## begin

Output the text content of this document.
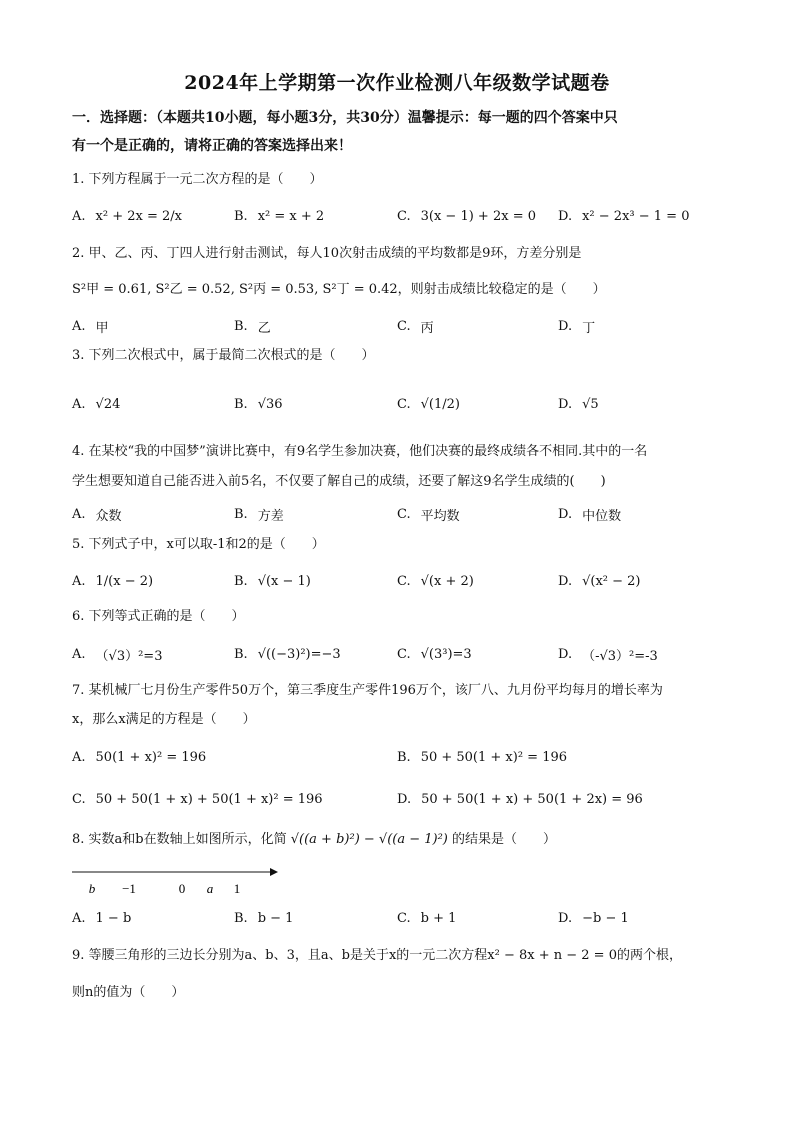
2024年上学期第一次作业检测八年级数学试题卷
一．选择题：（本题共10小题，每小题3分，共30分）温馨提示：每一题的四个答案中只
有一个是正确的，请将正确的答案选择出来！
1. 下列方程属于一元二次方程的是（　　）
A. x² + 2x = 2/x	B. x² = x + 2	C. 3(x − 1) + 2x = 0 D. x² − 2x³ − 1 = 0
2. 甲、乙、丙、丁四人进行射击测试，每人10次射击成绩的平均数都是9环，方差分别是
S²甲 = 0.61, S²乙 = 0.52, S²丙 = 0.53, S²丁 = 0.42，则射击成绩比较稳定的是（　　）
A. 甲	B. 乙	C. 丙	D. 丁
3. 下列二次根式中，属于最简二次根式的是（　　）
A. √24	B. √36	C. √(1/2)	D. √5
4. 在某校“我的中国梦”演讲比赛中，有9名学生参加决赛，他们决赛的最终成绩各不相同.其中的一名
学生想要知道自己能否进入前5名，不仅要了解自己的成绩，还要了解这9名学生成绩的(　　)
A. 众数	B. 方差	C. 平均数	D. 中位数
5. 下列式子中，x可以取-1和2的是（　　）
A. 1/(x − 2)	B. √(x − 1)	C. √(x + 2)	D. √(x² − 2)
6. 下列等式正确的是（　　）
A. （√3）²=3	B. √((−3)²)=−3	C. √(3³)=3	D. （-√3）²=-3
7. 某机械厂七月份生产零件50万个，第三季度生产零件196万个，该厂八、九月份平均每月的增长率为
x，那么x满足的方程是（　　）
A. 50(1 + x)² = 196	B. 50 + 50(1 + x)² = 196
C. 50 + 50(1 + x) + 50(1 + x)² = 196	D. 50 + 50(1 + x) + 50(1 + 2x) = 96
8. 实数a和b在数轴上如图所示，化简 √((a + b)²) − √((a − 1)²) 的结果是（　　）
b −1	0 a 1
A. 1 − b	B. b − 1	C. b + 1	D. −b − 1
9. 等腰三角形的三边长分别为a、b、3，且a、b是关于x的一元二次方程x² − 8x + n − 2 = 0的两个根，
则n的值为（　　）
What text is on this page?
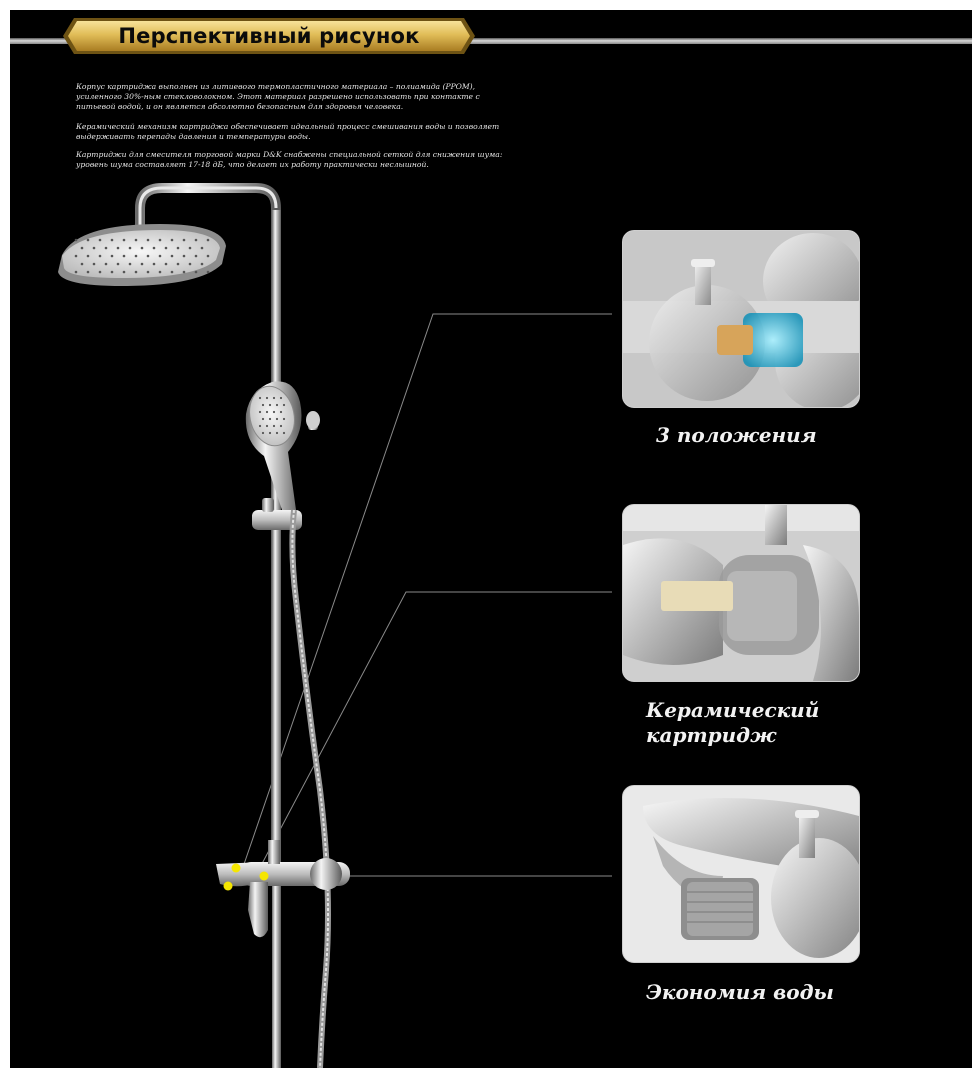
Перспективный рисунок

Корпус картриджа выполнен из литиевого термопластичного материала – полиамида (PPOM), усиленного 30%-ным стекловолокном. Этот материал разрешено использовать при контакте с питьевой водой, и он является абсолютно безопасным для здоровья человека.

Керамический механизм картриджа обеспечивает идеальный процесс смешивания воды и позволяет выдерживать перепады давления и температуры воды.

Картриджи для смесителя торговой марки D&K снабжены специальной сеткой для снижения шума: уровень шума составляет 17-18 дБ, что делает их работу практически неслышной.

3 положения

Керамический
картридж

Экономия воды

## end

→ **The problem**
Skipping the pictures, transcribe each line above exactly as it appears.

→ **Solution to the exercise**
Output the text content of this document.
2024年上学期第一次作业检测八年级数学试题卷
一．选择题：（本题共10小题，每小题3分，共30分）温馨提示：每一题的四个答案中只
有一个是正确的，请将正确的答案选择出来！
1. 下列方程属于一元二次方程的是（　　）
A. x² + 2x = 2/x	B. x² = x + 2	C. 3(x − 1) + 2x = 0 D. x² − 2x³ − 1 = 0
2. 甲、乙、丙、丁四人进行射击测试，每人10次射击成绩的平均数都是9环，方差分别是
S²甲 = 0.61, S²乙 = 0.52, S²丙 = 0.53, S²丁 = 0.42，则射击成绩比较稳定的是（　　）
A. 甲	B. 乙	C. 丙	D. 丁
3. 下列二次根式中，属于最简二次根式的是（　　）
A. √24	B. √36	C. √(1/2)	D. √5
4. 在某校“我的中国梦”演讲比赛中，有9名学生参加决赛，他们决赛的最终成绩各不相同.其中的一名
学生想要知道自己能否进入前5名，不仅要了解自己的成绩，还要了解这9名学生成绩的(　　)
A. 众数	B. 方差	C. 平均数	D. 中位数
5. 下列式子中，x可以取-1和2的是（　　）
A. 1/(x − 2)	B. √(x − 1)	C. √(x + 2)	D. √(x² − 2)
6. 下列等式正确的是（　　）
A. （√3）²=3	B. √((−3)²)=−3	C. √(3³)=3	D. （-√3）²=-3
7. 某机械厂七月份生产零件50万个，第三季度生产零件196万个，该厂八、九月份平均每月的增长率为
x，那么x满足的方程是（　　）
A. 50(1 + x)² = 196	B. 50 + 50(1 + x)² = 196
C. 50 + 50(1 + x) + 50(1 + x)² = 196	D. 50 + 50(1 + x) + 50(1 + 2x) = 96
8. 实数a和b在数轴上如图所示，化简 √((a + b)²) − √((a − 1)²) 的结果是（　　）
b −1	0 a 1
A. 1 − b	B. b − 1	C. b + 1	D. −b − 1
9. 等腰三角形的三边长分别为a、b、3，且a、b是关于x的一元二次方程x² − 8x + n − 2 = 0的两个根，
则n的值为（　　）
What text is on this page?
Перспективный рисунок

Корпус картриджа выполнен из литиевого термопластичного материала – полиамида (PPOM), усиленного 30%-ным стекловолокном. Этот материал разрешено использовать при контакте с питьевой водой, и он является абсолютно безопасным для здоровья человека.

Керамический механизм картриджа обеспечивает идеальный процесс смешивания воды и позволяет выдерживать перепады давления и температуры воды.

Картриджи для смесителя торговой марки D&K снабжены специальной сеткой для снижения шума: уровень шума составляет 17-18 дБ, что делает их работу практически неслышной.

3 положения

Керамический
картридж

Экономия воды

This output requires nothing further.